> _Your objective_
Retype the records below exactly as they appear, but leave out any pictures.

> _Input_
::::::::::

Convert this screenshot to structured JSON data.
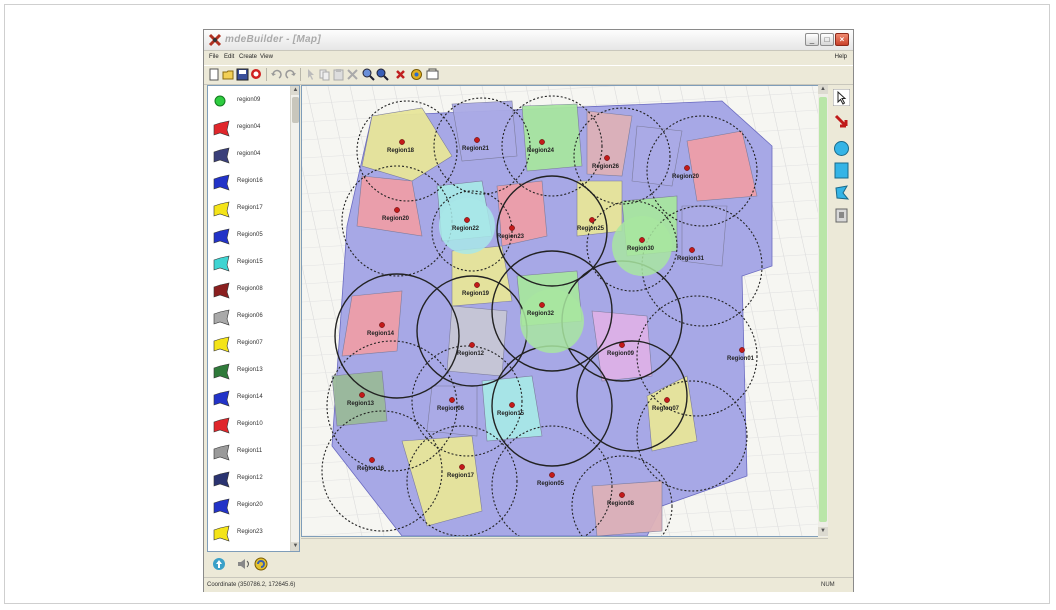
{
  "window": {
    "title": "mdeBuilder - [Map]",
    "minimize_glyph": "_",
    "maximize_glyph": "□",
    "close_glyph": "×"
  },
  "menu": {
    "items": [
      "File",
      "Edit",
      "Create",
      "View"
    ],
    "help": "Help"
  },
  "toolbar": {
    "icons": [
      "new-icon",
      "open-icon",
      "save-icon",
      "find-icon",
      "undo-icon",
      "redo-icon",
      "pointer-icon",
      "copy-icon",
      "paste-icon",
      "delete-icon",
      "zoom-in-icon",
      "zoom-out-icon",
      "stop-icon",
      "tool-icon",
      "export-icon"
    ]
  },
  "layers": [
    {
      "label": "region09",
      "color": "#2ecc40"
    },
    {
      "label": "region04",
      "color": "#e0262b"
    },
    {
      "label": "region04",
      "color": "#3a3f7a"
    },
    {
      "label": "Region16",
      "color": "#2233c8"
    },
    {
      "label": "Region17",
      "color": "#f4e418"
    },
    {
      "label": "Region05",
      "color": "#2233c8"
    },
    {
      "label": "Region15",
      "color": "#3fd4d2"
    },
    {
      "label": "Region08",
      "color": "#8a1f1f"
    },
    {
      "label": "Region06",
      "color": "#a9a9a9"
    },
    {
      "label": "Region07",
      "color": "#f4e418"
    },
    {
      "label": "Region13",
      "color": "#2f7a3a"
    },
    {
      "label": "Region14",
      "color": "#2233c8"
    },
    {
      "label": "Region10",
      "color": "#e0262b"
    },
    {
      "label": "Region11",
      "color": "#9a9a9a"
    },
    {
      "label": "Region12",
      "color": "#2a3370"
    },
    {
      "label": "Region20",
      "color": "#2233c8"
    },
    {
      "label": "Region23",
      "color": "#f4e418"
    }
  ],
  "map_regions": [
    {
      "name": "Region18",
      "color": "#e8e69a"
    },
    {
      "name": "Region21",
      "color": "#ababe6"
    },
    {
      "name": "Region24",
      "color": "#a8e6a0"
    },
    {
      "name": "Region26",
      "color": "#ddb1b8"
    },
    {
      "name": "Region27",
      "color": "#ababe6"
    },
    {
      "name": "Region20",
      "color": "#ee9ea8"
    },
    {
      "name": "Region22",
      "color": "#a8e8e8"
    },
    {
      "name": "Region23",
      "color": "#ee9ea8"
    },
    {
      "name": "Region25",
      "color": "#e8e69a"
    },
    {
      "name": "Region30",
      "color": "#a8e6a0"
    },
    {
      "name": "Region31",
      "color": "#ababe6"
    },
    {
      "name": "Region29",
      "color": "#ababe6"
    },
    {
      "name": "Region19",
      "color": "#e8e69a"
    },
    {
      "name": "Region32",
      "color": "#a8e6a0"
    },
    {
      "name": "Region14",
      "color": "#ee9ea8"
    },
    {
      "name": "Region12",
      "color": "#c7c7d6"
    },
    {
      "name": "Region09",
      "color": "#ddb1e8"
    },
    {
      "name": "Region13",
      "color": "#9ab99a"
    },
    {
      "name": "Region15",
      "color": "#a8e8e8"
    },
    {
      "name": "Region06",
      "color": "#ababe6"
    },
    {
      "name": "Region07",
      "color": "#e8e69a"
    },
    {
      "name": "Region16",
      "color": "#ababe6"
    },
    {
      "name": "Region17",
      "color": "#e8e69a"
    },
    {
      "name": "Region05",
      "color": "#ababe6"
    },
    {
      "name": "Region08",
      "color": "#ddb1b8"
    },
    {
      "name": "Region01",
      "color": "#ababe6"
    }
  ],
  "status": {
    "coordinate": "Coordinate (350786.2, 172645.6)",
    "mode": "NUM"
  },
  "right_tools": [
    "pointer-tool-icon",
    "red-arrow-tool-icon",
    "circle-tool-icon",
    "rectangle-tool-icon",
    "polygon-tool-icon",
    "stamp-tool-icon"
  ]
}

::::::::::

> _Reply to the task_
Convert this screenshot to structured JSON data.
{
  "window": {
    "title": "mdeBuilder - [Map]",
    "minimize_glyph": "_",
    "maximize_glyph": "□",
    "close_glyph": "×"
  },
  "menu": {
    "items": [
      "File",
      "Edit",
      "Create",
      "View"
    ],
    "help": "Help"
  },
  "toolbar": {
    "icons": [
      "new-icon",
      "open-icon",
      "save-icon",
      "find-icon",
      "undo-icon",
      "redo-icon",
      "pointer-icon",
      "copy-icon",
      "paste-icon",
      "delete-icon",
      "zoom-in-icon",
      "zoom-out-icon",
      "stop-icon",
      "tool-icon",
      "export-icon"
    ]
  },
  "layers": [
    {
      "label": "region09",
      "color": "#2ecc40"
    },
    {
      "label": "region04",
      "color": "#e0262b"
    },
    {
      "label": "region04",
      "color": "#3a3f7a"
    },
    {
      "label": "Region16",
      "color": "#2233c8"
    },
    {
      "label": "Region17",
      "color": "#f4e418"
    },
    {
      "label": "Region05",
      "color": "#2233c8"
    },
    {
      "label": "Region15",
      "color": "#3fd4d2"
    },
    {
      "label": "Region08",
      "color": "#8a1f1f"
    },
    {
      "label": "Region06",
      "color": "#a9a9a9"
    },
    {
      "label": "Region07",
      "color": "#f4e418"
    },
    {
      "label": "Region13",
      "color": "#2f7a3a"
    },
    {
      "label": "Region14",
      "color": "#2233c8"
    },
    {
      "label": "Region10",
      "color": "#e0262b"
    },
    {
      "label": "Region11",
      "color": "#9a9a9a"
    },
    {
      "label": "Region12",
      "color": "#2a3370"
    },
    {
      "label": "Region20",
      "color": "#2233c8"
    },
    {
      "label": "Region23",
      "color": "#f4e418"
    }
  ],
  "map_regions": [
    {
      "name": "Region18",
      "color": "#e8e69a"
    },
    {
      "name": "Region21",
      "color": "#ababe6"
    },
    {
      "name": "Region24",
      "color": "#a8e6a0"
    },
    {
      "name": "Region26",
      "color": "#ddb1b8"
    },
    {
      "name": "Region27",
      "color": "#ababe6"
    },
    {
      "name": "Region20",
      "color": "#ee9ea8"
    },
    {
      "name": "Region22",
      "color": "#a8e8e8"
    },
    {
      "name": "Region23",
      "color": "#ee9ea8"
    },
    {
      "name": "Region25",
      "color": "#e8e69a"
    },
    {
      "name": "Region30",
      "color": "#a8e6a0"
    },
    {
      "name": "Region31",
      "color": "#ababe6"
    },
    {
      "name": "Region29",
      "color": "#ababe6"
    },
    {
      "name": "Region19",
      "color": "#e8e69a"
    },
    {
      "name": "Region32",
      "color": "#a8e6a0"
    },
    {
      "name": "Region14",
      "color": "#ee9ea8"
    },
    {
      "name": "Region12",
      "color": "#c7c7d6"
    },
    {
      "name": "Region09",
      "color": "#ddb1e8"
    },
    {
      "name": "Region13",
      "color": "#9ab99a"
    },
    {
      "name": "Region15",
      "color": "#a8e8e8"
    },
    {
      "name": "Region06",
      "color": "#ababe6"
    },
    {
      "name": "Region07",
      "color": "#e8e69a"
    },
    {
      "name": "Region16",
      "color": "#ababe6"
    },
    {
      "name": "Region17",
      "color": "#e8e69a"
    },
    {
      "name": "Region05",
      "color": "#ababe6"
    },
    {
      "name": "Region08",
      "color": "#ddb1b8"
    },
    {
      "name": "Region01",
      "color": "#ababe6"
    }
  ],
  "status": {
    "coordinate": "Coordinate (350786.2, 172645.6)",
    "mode": "NUM"
  },
  "right_tools": [
    "pointer-tool-icon",
    "red-arrow-tool-icon",
    "circle-tool-icon",
    "rectangle-tool-icon",
    "polygon-tool-icon",
    "stamp-tool-icon"
  ]
}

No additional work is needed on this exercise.